### TASK REQUIREMENTS
Find and copy each line of the records where the string "title" shows up.

Data entries
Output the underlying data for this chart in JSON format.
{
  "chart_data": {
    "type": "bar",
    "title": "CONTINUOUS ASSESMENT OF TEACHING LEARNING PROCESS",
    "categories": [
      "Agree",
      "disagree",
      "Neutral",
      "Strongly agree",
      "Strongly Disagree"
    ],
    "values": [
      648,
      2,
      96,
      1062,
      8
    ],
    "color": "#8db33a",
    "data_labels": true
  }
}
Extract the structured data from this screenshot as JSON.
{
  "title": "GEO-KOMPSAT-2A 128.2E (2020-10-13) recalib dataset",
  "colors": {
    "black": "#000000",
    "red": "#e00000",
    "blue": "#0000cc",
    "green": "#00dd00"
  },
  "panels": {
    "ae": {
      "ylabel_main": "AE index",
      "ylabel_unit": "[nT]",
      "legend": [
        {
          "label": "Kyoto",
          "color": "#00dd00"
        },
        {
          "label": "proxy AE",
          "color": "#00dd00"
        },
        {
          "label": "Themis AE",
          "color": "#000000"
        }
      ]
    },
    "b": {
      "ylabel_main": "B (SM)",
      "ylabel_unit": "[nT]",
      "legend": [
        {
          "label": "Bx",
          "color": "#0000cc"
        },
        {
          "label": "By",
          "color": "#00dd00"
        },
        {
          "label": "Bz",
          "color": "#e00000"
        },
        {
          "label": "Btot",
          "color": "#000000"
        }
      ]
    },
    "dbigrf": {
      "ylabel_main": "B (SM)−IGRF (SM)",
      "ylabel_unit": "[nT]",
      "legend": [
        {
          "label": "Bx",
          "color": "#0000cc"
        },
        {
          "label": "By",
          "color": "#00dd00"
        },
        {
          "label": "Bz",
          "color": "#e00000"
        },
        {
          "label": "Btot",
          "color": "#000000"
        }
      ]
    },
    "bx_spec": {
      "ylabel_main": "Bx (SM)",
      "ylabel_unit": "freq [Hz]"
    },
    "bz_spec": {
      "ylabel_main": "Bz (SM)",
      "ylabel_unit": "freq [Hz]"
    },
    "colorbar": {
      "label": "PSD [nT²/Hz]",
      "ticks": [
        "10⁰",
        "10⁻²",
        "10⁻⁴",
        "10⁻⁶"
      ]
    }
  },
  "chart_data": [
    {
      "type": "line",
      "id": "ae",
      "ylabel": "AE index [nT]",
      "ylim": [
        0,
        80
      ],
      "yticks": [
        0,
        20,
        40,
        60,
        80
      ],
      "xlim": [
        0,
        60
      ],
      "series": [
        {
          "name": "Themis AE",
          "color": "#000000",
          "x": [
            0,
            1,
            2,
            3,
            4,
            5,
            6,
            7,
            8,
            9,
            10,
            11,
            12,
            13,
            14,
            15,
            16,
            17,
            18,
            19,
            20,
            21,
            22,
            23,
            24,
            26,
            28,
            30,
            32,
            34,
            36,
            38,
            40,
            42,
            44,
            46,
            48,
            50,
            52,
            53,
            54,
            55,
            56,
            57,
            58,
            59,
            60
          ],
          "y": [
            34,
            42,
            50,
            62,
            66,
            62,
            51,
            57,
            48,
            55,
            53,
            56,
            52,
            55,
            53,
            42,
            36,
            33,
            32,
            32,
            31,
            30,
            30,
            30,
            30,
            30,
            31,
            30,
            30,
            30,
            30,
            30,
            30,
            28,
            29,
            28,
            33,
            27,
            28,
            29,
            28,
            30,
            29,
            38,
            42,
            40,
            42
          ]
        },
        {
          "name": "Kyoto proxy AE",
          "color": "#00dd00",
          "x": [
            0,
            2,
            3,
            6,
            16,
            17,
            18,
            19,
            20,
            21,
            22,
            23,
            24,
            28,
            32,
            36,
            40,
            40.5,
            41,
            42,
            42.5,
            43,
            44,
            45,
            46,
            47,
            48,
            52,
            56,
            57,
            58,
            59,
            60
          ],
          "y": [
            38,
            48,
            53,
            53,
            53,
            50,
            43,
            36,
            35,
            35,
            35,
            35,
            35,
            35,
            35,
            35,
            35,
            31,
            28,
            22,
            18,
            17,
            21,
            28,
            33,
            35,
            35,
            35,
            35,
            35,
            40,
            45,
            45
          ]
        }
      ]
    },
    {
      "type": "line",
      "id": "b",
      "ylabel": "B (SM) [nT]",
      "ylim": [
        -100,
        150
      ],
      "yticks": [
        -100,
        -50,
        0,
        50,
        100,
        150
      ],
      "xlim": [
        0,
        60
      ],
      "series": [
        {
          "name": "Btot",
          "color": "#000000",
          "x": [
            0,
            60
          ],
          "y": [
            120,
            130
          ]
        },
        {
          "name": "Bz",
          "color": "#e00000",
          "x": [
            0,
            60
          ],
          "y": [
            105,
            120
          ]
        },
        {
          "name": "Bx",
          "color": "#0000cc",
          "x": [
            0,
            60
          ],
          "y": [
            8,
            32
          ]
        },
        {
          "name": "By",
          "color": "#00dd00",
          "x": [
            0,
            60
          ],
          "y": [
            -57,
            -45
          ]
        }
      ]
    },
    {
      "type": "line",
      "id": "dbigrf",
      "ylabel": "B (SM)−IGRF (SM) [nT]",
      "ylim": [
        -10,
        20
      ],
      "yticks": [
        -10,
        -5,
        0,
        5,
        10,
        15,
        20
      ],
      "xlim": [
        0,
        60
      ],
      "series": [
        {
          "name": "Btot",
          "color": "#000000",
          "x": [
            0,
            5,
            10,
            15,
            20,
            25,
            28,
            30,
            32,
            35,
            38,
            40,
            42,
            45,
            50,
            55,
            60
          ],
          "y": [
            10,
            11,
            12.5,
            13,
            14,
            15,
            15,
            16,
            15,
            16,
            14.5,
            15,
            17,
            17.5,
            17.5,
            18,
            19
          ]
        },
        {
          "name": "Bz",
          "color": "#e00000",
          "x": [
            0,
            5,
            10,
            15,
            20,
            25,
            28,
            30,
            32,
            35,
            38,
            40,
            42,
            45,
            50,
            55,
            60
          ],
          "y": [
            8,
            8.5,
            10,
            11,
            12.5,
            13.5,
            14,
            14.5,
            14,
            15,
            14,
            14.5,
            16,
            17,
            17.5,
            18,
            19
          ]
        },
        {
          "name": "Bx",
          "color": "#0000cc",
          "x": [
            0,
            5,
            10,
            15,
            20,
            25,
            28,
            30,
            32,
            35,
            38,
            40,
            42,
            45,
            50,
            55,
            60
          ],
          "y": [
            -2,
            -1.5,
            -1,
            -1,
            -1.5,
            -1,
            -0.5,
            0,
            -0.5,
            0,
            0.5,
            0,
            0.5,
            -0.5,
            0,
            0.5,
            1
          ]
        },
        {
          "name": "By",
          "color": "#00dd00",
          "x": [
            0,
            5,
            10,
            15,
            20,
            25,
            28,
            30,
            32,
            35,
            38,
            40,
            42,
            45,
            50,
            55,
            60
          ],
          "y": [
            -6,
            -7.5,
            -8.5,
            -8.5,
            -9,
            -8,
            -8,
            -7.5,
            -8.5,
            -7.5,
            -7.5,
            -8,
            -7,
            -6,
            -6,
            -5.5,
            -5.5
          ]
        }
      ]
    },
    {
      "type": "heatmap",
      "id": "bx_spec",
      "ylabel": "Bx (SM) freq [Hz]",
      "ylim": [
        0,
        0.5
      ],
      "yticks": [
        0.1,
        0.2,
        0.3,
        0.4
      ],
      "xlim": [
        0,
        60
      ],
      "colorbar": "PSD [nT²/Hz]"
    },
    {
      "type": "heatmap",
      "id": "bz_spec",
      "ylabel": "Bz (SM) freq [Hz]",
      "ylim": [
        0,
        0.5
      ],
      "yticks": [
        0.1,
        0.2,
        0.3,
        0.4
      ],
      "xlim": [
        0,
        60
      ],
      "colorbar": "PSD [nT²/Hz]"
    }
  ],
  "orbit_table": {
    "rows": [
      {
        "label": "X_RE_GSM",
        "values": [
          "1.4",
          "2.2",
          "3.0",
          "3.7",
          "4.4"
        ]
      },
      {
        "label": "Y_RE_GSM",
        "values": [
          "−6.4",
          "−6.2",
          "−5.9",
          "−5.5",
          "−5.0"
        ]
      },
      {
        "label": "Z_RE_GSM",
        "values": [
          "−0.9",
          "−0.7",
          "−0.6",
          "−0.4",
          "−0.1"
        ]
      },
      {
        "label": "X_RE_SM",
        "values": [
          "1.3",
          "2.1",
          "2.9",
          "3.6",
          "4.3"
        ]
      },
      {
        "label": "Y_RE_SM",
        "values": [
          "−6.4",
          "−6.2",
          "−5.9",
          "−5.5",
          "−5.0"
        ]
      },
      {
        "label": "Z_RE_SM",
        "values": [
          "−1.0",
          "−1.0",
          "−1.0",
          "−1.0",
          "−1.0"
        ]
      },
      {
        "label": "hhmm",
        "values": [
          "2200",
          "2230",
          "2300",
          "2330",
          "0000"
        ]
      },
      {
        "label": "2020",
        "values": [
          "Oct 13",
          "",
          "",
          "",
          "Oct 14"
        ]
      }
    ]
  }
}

### RESULT OF THIS TASK
    "title": "CONTINUOUS ASSESMENT OF TEACHING LEARNING PROCESS",
  "title": "GEO-KOMPSAT-2A 128.2E (2020-10-13) recalib dataset",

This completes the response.